Stored data entries
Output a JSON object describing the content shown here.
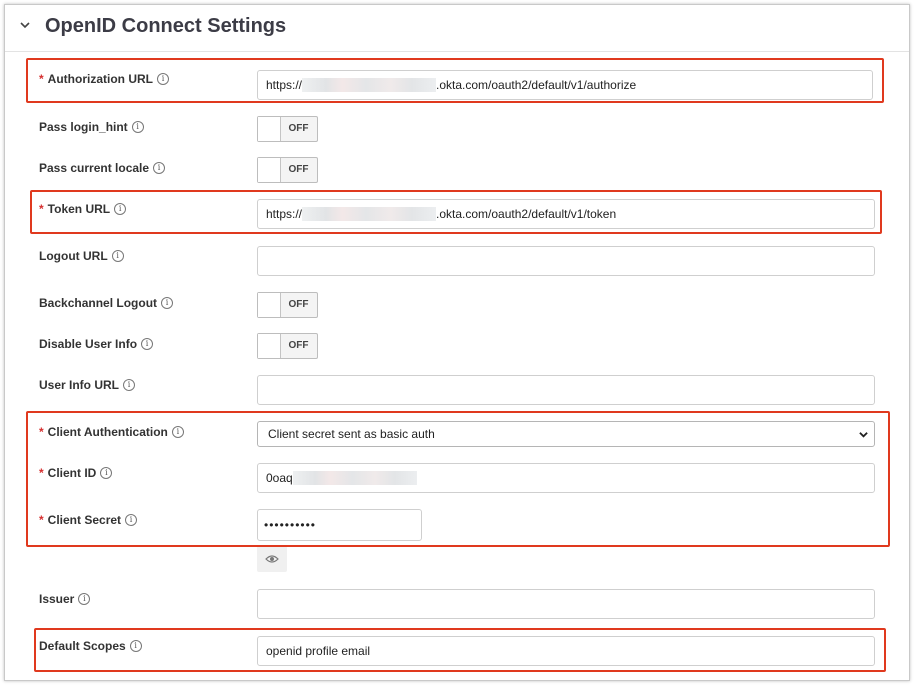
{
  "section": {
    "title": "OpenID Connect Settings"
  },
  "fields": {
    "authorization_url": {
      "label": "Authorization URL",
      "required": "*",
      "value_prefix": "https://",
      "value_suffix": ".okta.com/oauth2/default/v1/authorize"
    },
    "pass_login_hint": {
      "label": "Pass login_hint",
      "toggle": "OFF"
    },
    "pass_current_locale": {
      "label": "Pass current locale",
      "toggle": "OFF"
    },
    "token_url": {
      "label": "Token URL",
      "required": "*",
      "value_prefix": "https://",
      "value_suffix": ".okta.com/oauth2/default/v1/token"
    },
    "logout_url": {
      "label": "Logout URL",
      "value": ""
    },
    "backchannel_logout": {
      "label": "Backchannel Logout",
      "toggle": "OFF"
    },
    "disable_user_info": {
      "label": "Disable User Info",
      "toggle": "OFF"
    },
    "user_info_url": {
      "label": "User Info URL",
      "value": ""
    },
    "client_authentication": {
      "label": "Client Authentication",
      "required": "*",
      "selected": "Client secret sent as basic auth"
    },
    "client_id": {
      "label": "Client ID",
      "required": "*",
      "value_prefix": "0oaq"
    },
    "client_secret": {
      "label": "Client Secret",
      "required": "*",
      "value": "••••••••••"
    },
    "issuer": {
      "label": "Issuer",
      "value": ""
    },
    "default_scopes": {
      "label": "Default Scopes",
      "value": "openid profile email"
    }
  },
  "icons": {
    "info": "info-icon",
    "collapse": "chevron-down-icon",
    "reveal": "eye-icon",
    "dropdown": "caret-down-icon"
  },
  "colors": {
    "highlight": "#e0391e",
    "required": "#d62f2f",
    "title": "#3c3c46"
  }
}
==
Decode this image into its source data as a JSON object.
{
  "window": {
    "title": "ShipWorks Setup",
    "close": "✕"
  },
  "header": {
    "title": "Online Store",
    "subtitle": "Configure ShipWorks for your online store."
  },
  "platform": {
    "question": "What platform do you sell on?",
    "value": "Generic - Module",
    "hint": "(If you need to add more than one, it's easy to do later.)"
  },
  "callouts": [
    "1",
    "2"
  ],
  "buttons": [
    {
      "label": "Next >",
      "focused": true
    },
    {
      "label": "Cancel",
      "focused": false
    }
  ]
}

→ **What the task requires**: Only lines holding the string "okta" are wanted; gather each one from the entries above.

→ **The output**:
      "value_suffix": ".okta.com/oauth2/default/v1/authorize"
      "value_suffix": ".okta.com/oauth2/default/v1/token"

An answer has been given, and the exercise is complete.